··· RECORD EXCERPTS

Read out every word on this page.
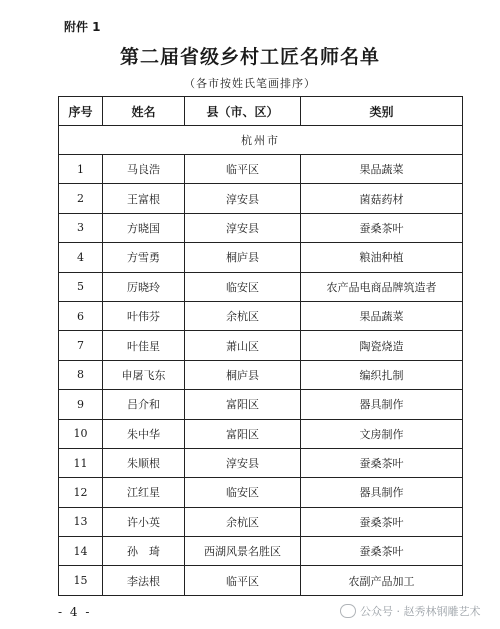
附件 1
第二届省级乡村工匠名师名单
（各市按姓氏笔画排序）
序号	姓名	县（市、区）	类别
杭州市			
1	马良浩	临平区	果品蔬菜
2	王富根	淳安县	菌菇药材
3	方晓国	淳安县	蚕桑茶叶
4	方雪勇	桐庐县	粮油种植
5	厉晓玲	临安区	农产品电商品牌筑造者
6	叶伟芬	余杭区	果品蔬菜
7	叶佳星	萧山区	陶瓷烧造
8	申屠飞东	桐庐县	编织扎制
9	吕介和	富阳区	器具制作
10	朱中华	富阳区	文房制作
11	朱顺根	淳安县	蚕桑茶叶
12	江红星	临安区	器具制作
13	许小英	余杭区	蚕桑茶叶
14	孙　琦	西湖风景名胜区	蚕桑茶叶
15	李法根	临平区	农副产品加工
- 4 -	公众号 · 赵秀林钢雕艺术
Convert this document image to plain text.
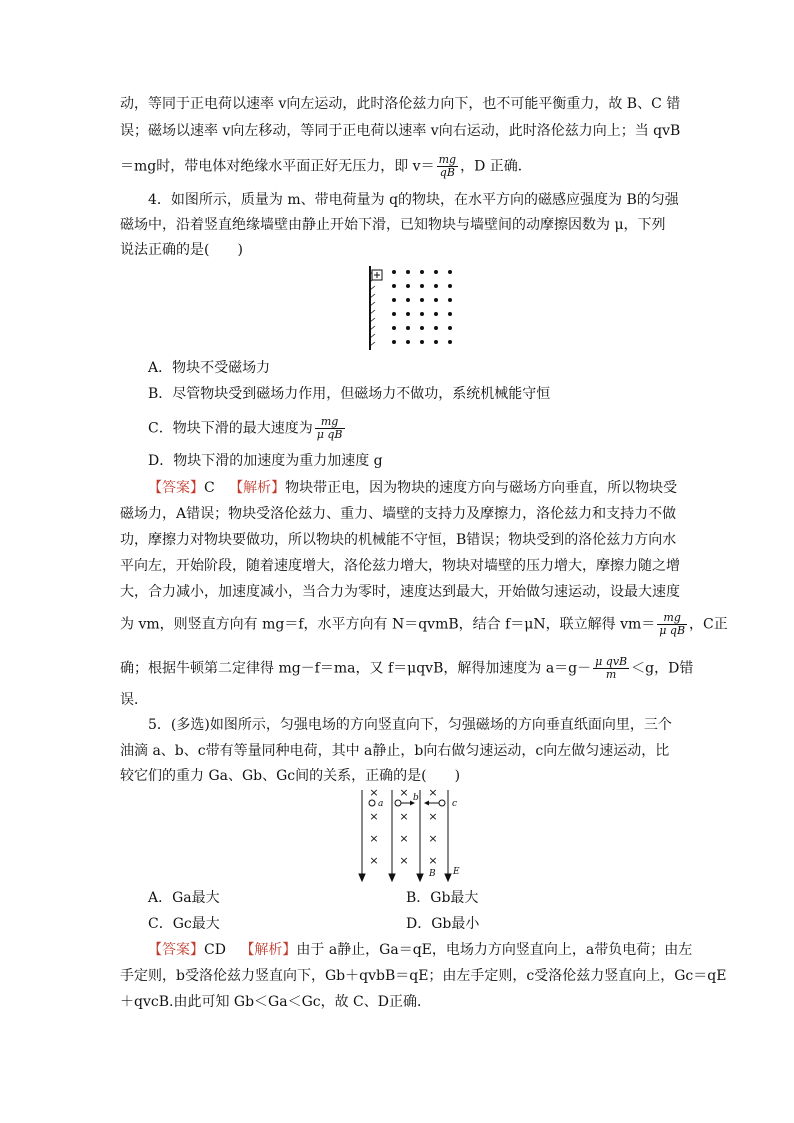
动，等同于正电荷以速率 v向左运动，此时洛伦兹力向下，也不可能平衡重力，故 B、C 错
误；磁场以速率 v向左移动，等同于正电荷以速率 v向右运动，此时洛伦兹力向上；当 qvB
＝mg时，带电体对绝缘水平面正好无压力，即 $v= \frac{mg}{qB}$ ，D 正确．
4．如图所示，质量为 m、带电荷量为 q的物块，在水平方向的磁感应强度为 B的匀强
磁场中，沿着竖直绝缘墙壁由静止开始下滑，已知物块与墙壁间的动摩擦因数为 μ，下列
说法正确的是(　　)
A．物块不受磁场力
B．尽管物块受到磁场力作用，但磁场力不做功，系统机械能守恒
C．物块下滑的最大速度为 $\frac{mg}{\text{μ qB}}$
D．物块下滑的加速度为重力加速度 g
【答案】C 【解析】物块带正电，因为物块的速度方向与磁场方向垂直，所以物块受
磁场力，A错误；物块受洛伦兹力、重力、墙壁的支持力及摩擦力，洛伦兹力和支持力不做
功，摩擦力对物块要做功，所以物块的机械能不守恒，B错误；物块受到的洛伦兹力方向水
平向左，开始阶段，随着速度增大，洛伦兹力增大，物块对墙壁的压力增大，摩擦力随之增
大，合力减小，加速度减小，当合力为零时，速度达到最大，开始做匀速运动，设最大速度
为 vm，则竖直方向有 mg＝f，水平方向有 N＝qvmB，结合 f＝μN，联立解得 $vm= \frac{mg}{\text{μ qB}}$ ，C正
确；根据牛顿第二定律得 mg－f＝ma，又 f＝μqvB，解得加速度为 $a=g- \frac{\text{μ qvB}}{m} <g$，D错
误．
5．(多选)如图所示，匀强电场的方向竖直向下，匀强磁场的方向垂直纸面向里，三个
油滴 a、b、c带有等量同种电荷，其中 a静止，b向右做匀速运动，c向左做匀速运动，比
较它们的重力 Ga、Gb、Gc间的关系，正确的是(　　)
× × ×
× × ×
× × ×
× × ×
a
b
c
B E
A．Ga最大	B．Gb最大
C．Gc最大	D．Gb最小
【答案】CD 【解析】由于 a静止，Ga＝qE，电场力方向竖直向上，a带负电荷；由左
手定则，b受洛伦兹力竖直向下，Gb＋qvbB＝qE；由左手定则，c受洛伦兹力竖直向上，Gc＝qE
＋qvcB.由此可知 Gb＜Ga＜Gc，故 C、D正确．
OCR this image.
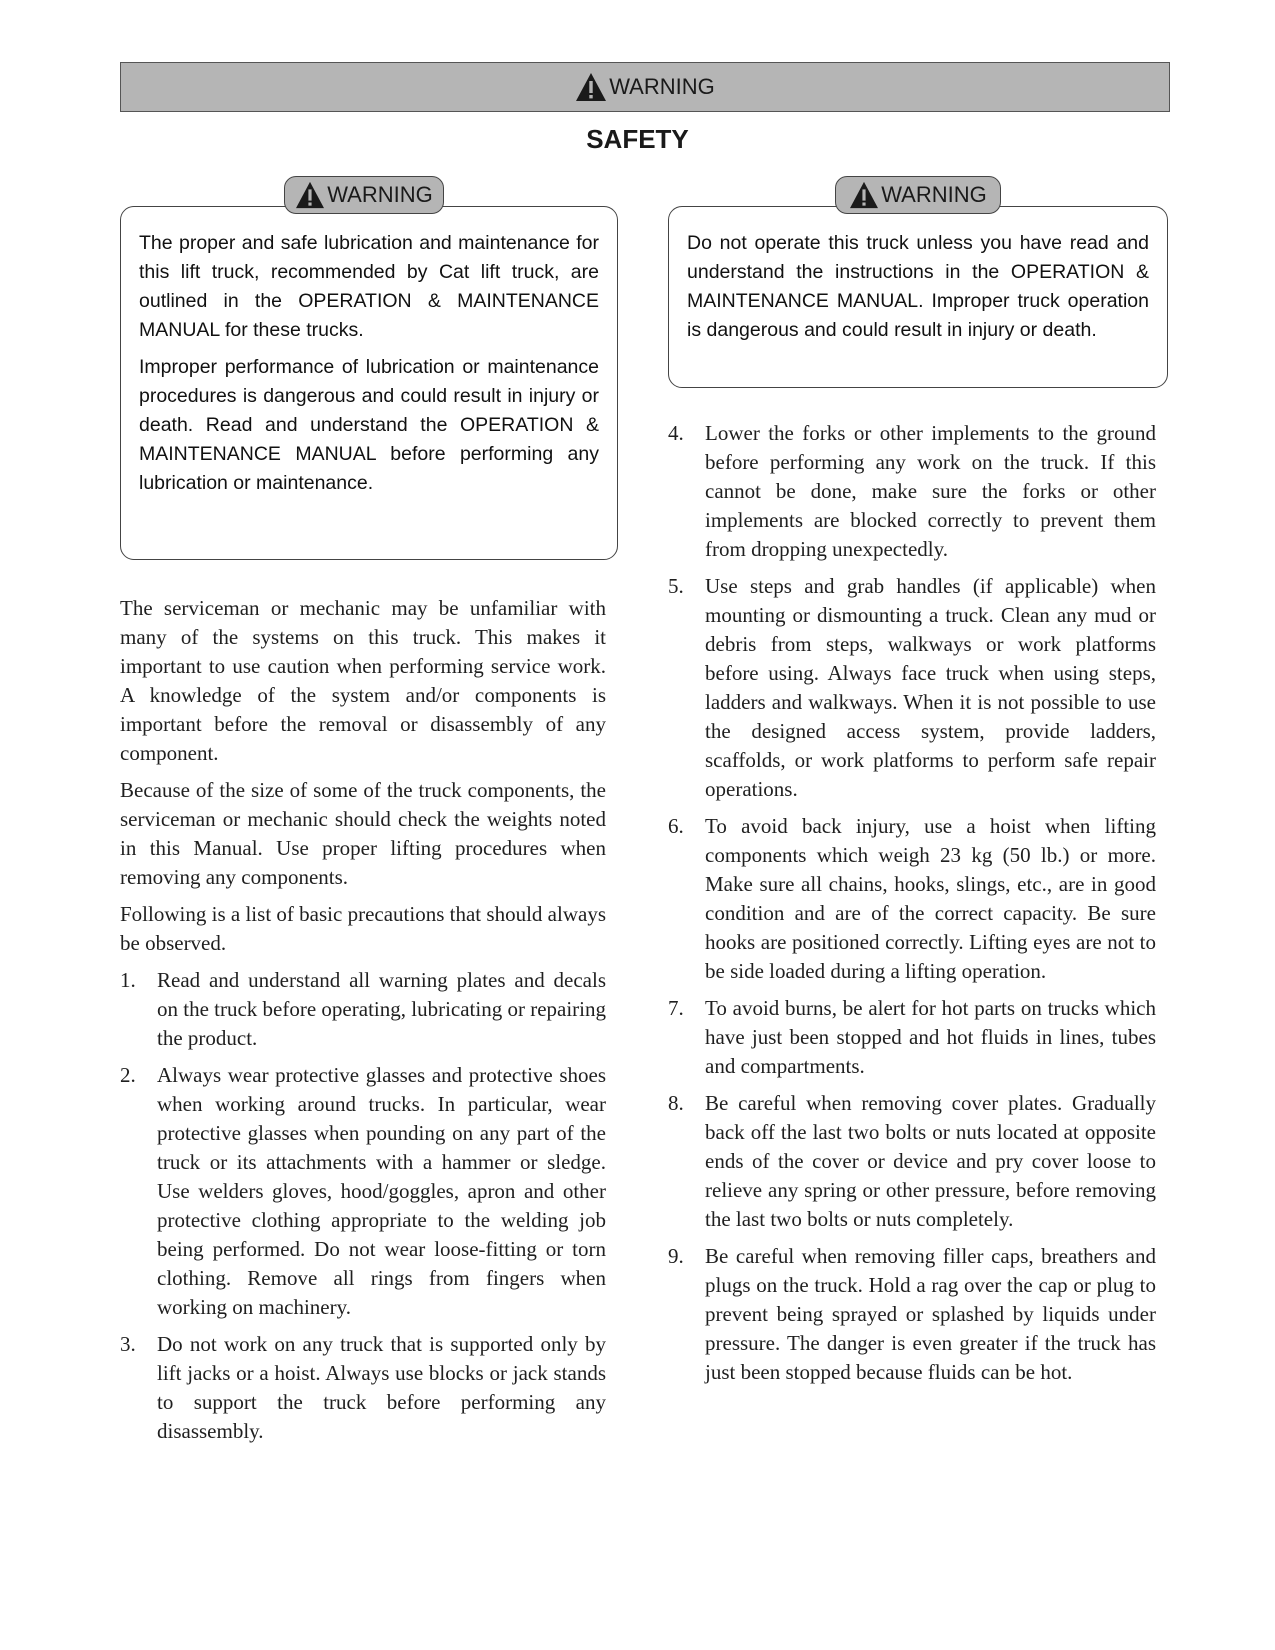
WARNING
SAFETY
WARNING

The proper and safe lubrication and maintenance for this lift truck, recommended by Cat lift truck, are outlined in the OPERATION & MAINTENANCE MANUAL for these trucks.

Improper performance of lubrication or maintenance procedures is dangerous and could result in injury or death. Read and understand the OPERATION & MAINTENANCE MANUAL before performing any lubrication or maintenance.

WARNING

Do not operate this truck unless you have read and understand the instructions in the OPERATION & MAINTENANCE MANUAL. Improper truck operation is dangerous and could result in injury or death.

The serviceman or mechanic may be unfamiliar with many of the systems on this truck. This makes it important to use caution when performing service work. A knowledge of the system and/or components is important before the removal or disassembly of any component.

Because of the size of some of the truck components, the serviceman or mechanic should check the weights noted in this Manual. Use proper lifting procedures when removing any components.

Following is a list of basic precautions that should always be observed.

1.	Read and understand all warning plates and decals on the truck before operating, lubricating or repairing the product.
2.	Always wear protective glasses and protective shoes when working around trucks. In particular, wear protective glasses when pounding on any part of the truck or its attachments with a hammer or sledge. Use welders gloves, hood/goggles, apron and other protective clothing appropriate to the welding job being performed. Do not wear loose-fitting or torn clothing. Remove all rings from fingers when working on machinery.
3.	Do not work on any truck that is supported only by lift jacks or a hoist. Always use blocks or jack stands to support the truck before performing any disassembly.
4.	Lower the forks or other implements to the ground before performing any work on the truck. If this cannot be done, make sure the forks or other implements are blocked correctly to prevent them from dropping unexpectedly.
5.	Use steps and grab handles (if applicable) when mounting or dismounting a truck. Clean any mud or debris from steps, walkways or work platforms before using. Always face truck when using steps, ladders and walkways. When it is not possible to use the designed access system, provide ladders, scaffolds, or work platforms to perform safe repair operations.
6.	To avoid back injury, use a hoist when lifting components which weigh 23 kg (50 lb.) or more. Make sure all chains, hooks, slings, etc., are in good condition and are of the correct capacity. Be sure hooks are positioned correctly. Lifting eyes are not to be side loaded during a lifting operation.
7.	To avoid burns, be alert for hot parts on trucks which have just been stopped and hot fluids in lines, tubes and compartments.
8.	Be careful when removing cover plates. Gradually back off the last two bolts or nuts located at opposite ends of the cover or device and pry cover loose to relieve any spring or other pressure, before removing the last two bolts or nuts completely.
9.	Be careful when removing filler caps, breathers and plugs on the truck. Hold a rag over the cap or plug to prevent being sprayed or splashed by liquids under pressure. The danger is even greater if the truck has just been stopped because fluids can be hot.
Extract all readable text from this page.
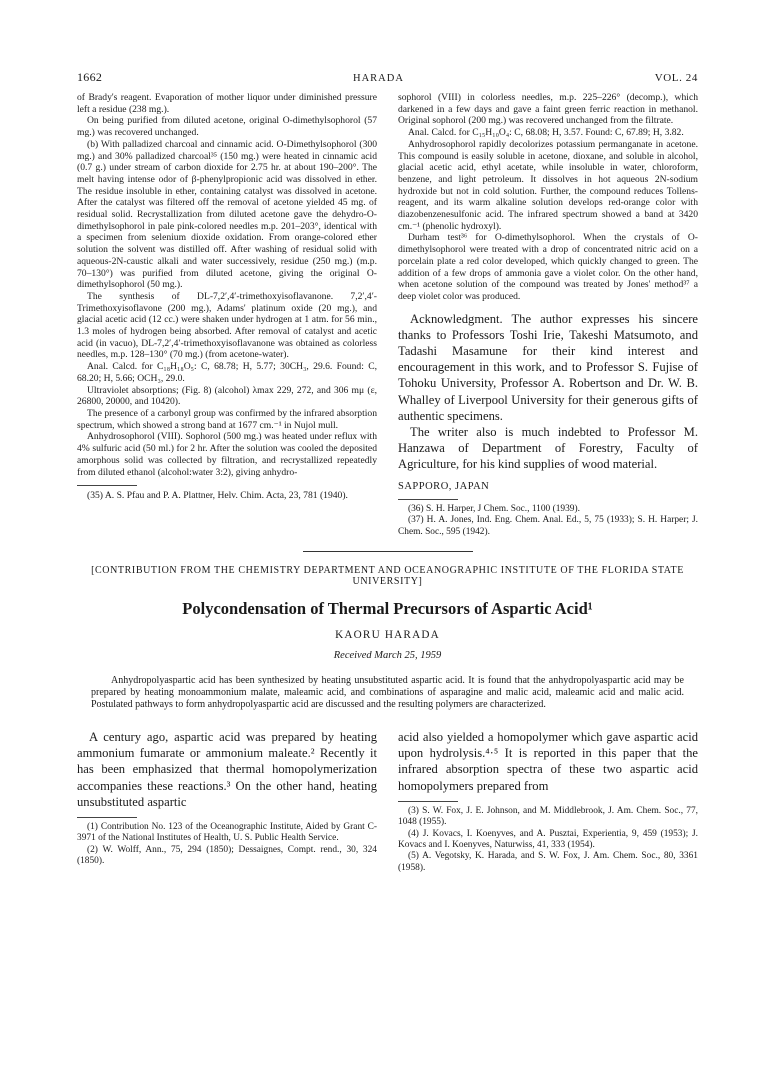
1662	HARADA	VOL. 24

of Brady's reagent. Evaporation of mother liquor under diminished pressure left a residue (238 mg.).

On being purified from diluted acetone, original O-dimethylsophorol (57 mg.) was recovered unchanged.

(b) With palladized charcoal and cinnamic acid. O-Dimethylsophorol (300 mg.) and 30% palladized charcoal³⁵ (150 mg.) were heated in cinnamic acid (0.7 g.) under stream of carbon dioxide for 2.75 hr. at about 190–200°. The melt having intense odor of β-phenylpropionic acid was dissolved in ether. The residue insoluble in ether, containing catalyst was dissolved in acetone. After the catalyst was filtered off the removal of acetone yielded 45 mg. of residual solid. Recrystallization from diluted acetone gave the dehydro-O-dimethylsophorol in pale pink-colored needles m.p. 201–203°, identical with a specimen from selenium dioxide oxidation. From orange-colored ether solution the solvent was distilled off. After washing of residual solid with aqueous-2N-caustic alkali and water successively, residue (250 mg.) (m.p. 70–130°) was purified from diluted acetone, giving the original O-dimethylsophorol (50 mg.).

The synthesis of DL-7,2′,4′-trimethoxyisoflavanone. 7,2′,4′-Trimethoxyisoflavone (200 mg.), Adams' platinum oxide (20 mg.), and glacial acetic acid (12 cc.) were shaken under hydrogen at 1 atm. for 56 min., 1.3 moles of hydrogen being absorbed. After removal of catalyst and acetic acid (in vacuo), DL-7,2′,4′-trimethoxyisoflavanone was obtained as colorless needles, m.p. 128–130° (70 mg.) (from acetone-water).

Anal. Calcd. for C₁₈H₁₈O₅: C, 68.78; H, 5.77; 30CH₃, 29.6. Found: C, 68.20; H, 5.66; OCH₃, 29.0.

Ultraviolet absorptions; (Fig. 8) (alcohol) λmax 229, 272, and 306 mμ (ε, 26800, 20000, and 10420).

The presence of a carbonyl group was confirmed by the infrared absorption spectrum, which showed a strong band at 1677 cm.⁻¹ in Nujol mull.

Anhydrosophorol (VIII). Sophorol (500 mg.) was heated under reflux with 4% sulfuric acid (50 ml.) for 2 hr. After the solution was cooled the deposited amorphous solid was collected by filtration, and recrystallized repeatedly from diluted ethanol (alcohol:water 3:2), giving anhydro-

(35) A. S. Pfau and P. A. Plattner, Helv. Chim. Acta, 23, 781 (1940).

sophorol (VIII) in colorless needles, m.p. 225–226° (decomp.), which darkened in a few days and gave a faint green ferric reaction in methanol. Original sophorol (200 mg.) was recovered unchanged from the filtrate.

Anal. Calcd. for C₁₅H₁₀O₄: C, 68.08; H, 3.57. Found: C, 67.89; H, 3.82.

Anhydrosophorol rapidly decolorizes potassium permanganate in acetone. This compound is easily soluble in acetone, dioxane, and soluble in alcohol, glacial acetic acid, ethyl acetate, while insoluble in water, chloroform, benzene, and light petroleum. It dissolves in hot aqueous 2N-sodium hydroxide but not in cold solution. Further, the compound reduces Tollens-reagent, and its warm alkaline solution develops red-orange color with diazobenzenesulfonic acid. The infrared spectrum showed a band at 3420 cm.⁻¹ (phenolic hydroxyl).

Durham test³⁶ for O-dimethylsophorol. When the crystals of O-dimethylsophorol were treated with a drop of concentrated nitric acid on a porcelain plate a red color developed, which quickly changed to green. The addition of a few drops of ammonia gave a violet color. On the other hand, when acetone solution of the compound was treated by Jones' method³⁷ a deep violet color was produced.

Acknowledgment. The author expresses his sincere thanks to Professors Toshi Irie, Takeshi Matsumoto, and Tadashi Masamune for their kind interest and encouragement in this work, and to Professor S. Fujise of Tohoku University, Professor A. Robertson and Dr. W. B. Whalley of Liverpool University for their generous gifts of authentic specimens.

The writer also is much indebted to Professor M. Hanzawa of Department of Forestry, Faculty of Agriculture, for his kind supplies of wood material.

SAPPORO, JAPAN

(36) S. H. Harper, J Chem. Soc., 1100 (1939).

(37) H. A. Jones, Ind. Eng. Chem. Anal. Ed., 5, 75 (1933); S. H. Harper; J. Chem. Soc., 595 (1942).

[CONTRIBUTION FROM THE CHEMISTRY DEPARTMENT AND OCEANOGRAPHIC INSTITUTE OF THE FLORIDA STATE UNIVERSITY]
Polycondensation of Thermal Precursors of Aspartic Acid¹
KAORU HARADA
Received March 25, 1959

Anhydropolyaspartic acid has been synthesized by heating unsubstituted aspartic acid. It is found that the anhydropolyaspartic acid may be prepared by heating monoammonium malate, maleamic acid, and combinations of asparagine and malic acid, maleamic acid and malic acid. Postulated pathways to form anhydropolyaspartic acid are discussed and the resulting polymers are characterized.

A century ago, aspartic acid was prepared by heating ammonium fumarate or ammonium maleate.² Recently it has been emphasized that thermal homopolymerization accompanies these reactions.³ On the other hand, heating unsubstituted aspartic

(1) Contribution No. 123 of the Oceanographic Institute, Aided by Grant C-3971 of the National Institutes of Health, U. S. Public Health Service.

(2) W. Wolff, Ann., 75, 294 (1850); Dessaignes, Compt. rend., 30, 324 (1850).

acid also yielded a homopolymer which gave aspartic acid upon hydrolysis.⁴·⁵ It is reported in this paper that the infrared absorption spectra of these two aspartic acid homopolymers prepared from

(3) S. W. Fox, J. E. Johnson, and M. Middlebrook, J. Am. Chem. Soc., 77, 1048 (1955).

(4) J. Kovacs, I. Koenyves, and A. Pusztai, Experientia, 9, 459 (1953); J. Kovacs and I. Koenyves, Naturwiss, 41, 333 (1954).

(5) A. Vegotsky, K. Harada, and S. W. Fox, J. Am. Chem. Soc., 80, 3361 (1958).
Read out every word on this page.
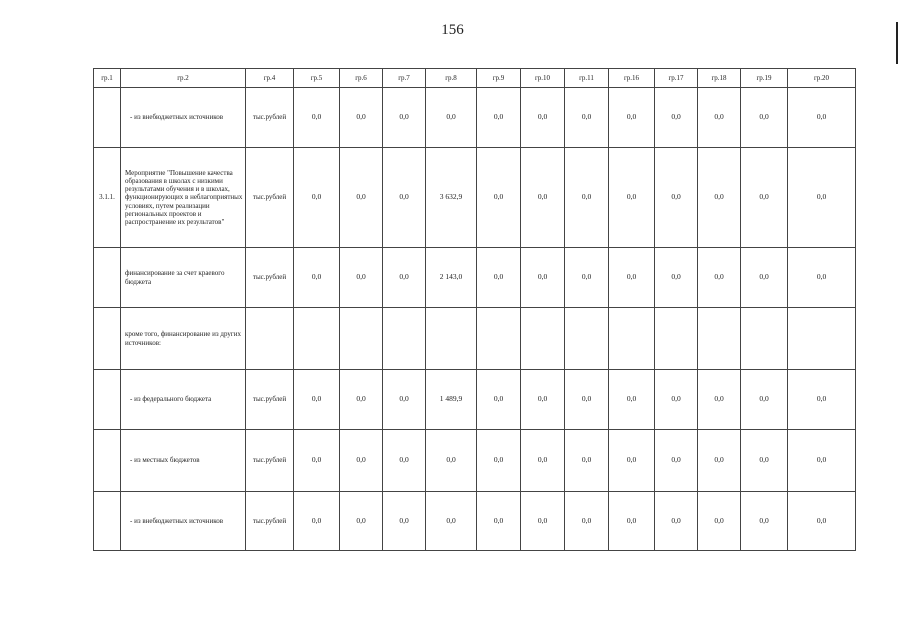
156
гр.1	гр.2	гр.4	гр.5	гр.6	гр.7	гр.8	гр.9	гр.10	гр.11	гр.16	гр.17	гр.18	гр.19	гр.20
	- из внебюджетных источников	тыс.рублей	0,0	0,0	0,0	0,0	0,0	0,0	0,0	0,0	0,0	0,0	0,0	0,0
3.1.1.	Мероприятие "Повышение качества образования в школах с низкими результатами обучения и в школах, функционирующих в неблагоприятных условиях, путем реализации региональных проектов и распространение их результатов"	тыс.рублей	0,0	0,0	0,0	3 632,9	0,0	0,0	0,0	0,0	0,0	0,0	0,0	0,0
	финансирование за счет краевого бюджета	тыс.рублей	0,0	0,0	0,0	2 143,0	0,0	0,0	0,0	0,0	0,0	0,0	0,0	0,0
	кроме того, финансирование из других источников:													
	- из федерального бюджета	тыс.рублей	0,0	0,0	0,0	1 489,9	0,0	0,0	0,0	0,0	0,0	0,0	0,0	0,0
	- из местных бюджетов	тыс.рублей	0,0	0,0	0,0	0,0	0,0	0,0	0,0	0,0	0,0	0,0	0,0	0,0
	- из внебюджетных источников	тыс.рублей	0,0	0,0	0,0	0,0	0,0	0,0	0,0	0,0	0,0	0,0	0,0	0,0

······

▶ _GIVEN INSTRUCTION_:
Return a copy of every line that includes the word "removing".

▶ _EXERCISE OUTPUT_:
Because of the size of some of the truck components, the serviceman or mechanic should check the weights noted in this Manual. Use proper lifting procedures when removing any components.
8.	Be careful when removing cover plates. Gradually back off the last two bolts or nuts located at opposite ends of the cover or device and pry cover loose to relieve any spring or other pressure, before removing the last two bolts or nuts completely.
9.	Be careful when removing filler caps, breathers and plugs on the truck. Hold a rag over the cap or plug to prevent being sprayed or splashed by liquids under pressure. The danger is even greater if the truck has just been stopped because fluids can be hot.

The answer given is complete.